Dataset items
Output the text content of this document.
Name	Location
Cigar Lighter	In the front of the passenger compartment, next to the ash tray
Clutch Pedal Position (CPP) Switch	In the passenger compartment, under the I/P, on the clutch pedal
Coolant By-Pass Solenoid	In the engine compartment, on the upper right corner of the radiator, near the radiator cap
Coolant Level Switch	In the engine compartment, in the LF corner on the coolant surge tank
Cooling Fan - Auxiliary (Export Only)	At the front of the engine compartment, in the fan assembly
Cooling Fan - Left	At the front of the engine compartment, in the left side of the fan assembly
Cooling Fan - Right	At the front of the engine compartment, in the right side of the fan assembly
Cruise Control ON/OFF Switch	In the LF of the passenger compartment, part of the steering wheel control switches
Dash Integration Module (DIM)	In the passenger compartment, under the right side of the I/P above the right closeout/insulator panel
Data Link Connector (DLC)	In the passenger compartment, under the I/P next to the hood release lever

▸ **What the task asks**
Pull out all lines in the data above that include "corner".

▸ **Reply to the exercise**
Coolant By-Pass Solenoid	In the engine compartment, on the upper right corner of the radiator, near the radiator cap
Coolant Level Switch	In the engine compartment, in the LF corner on the coolant surge tank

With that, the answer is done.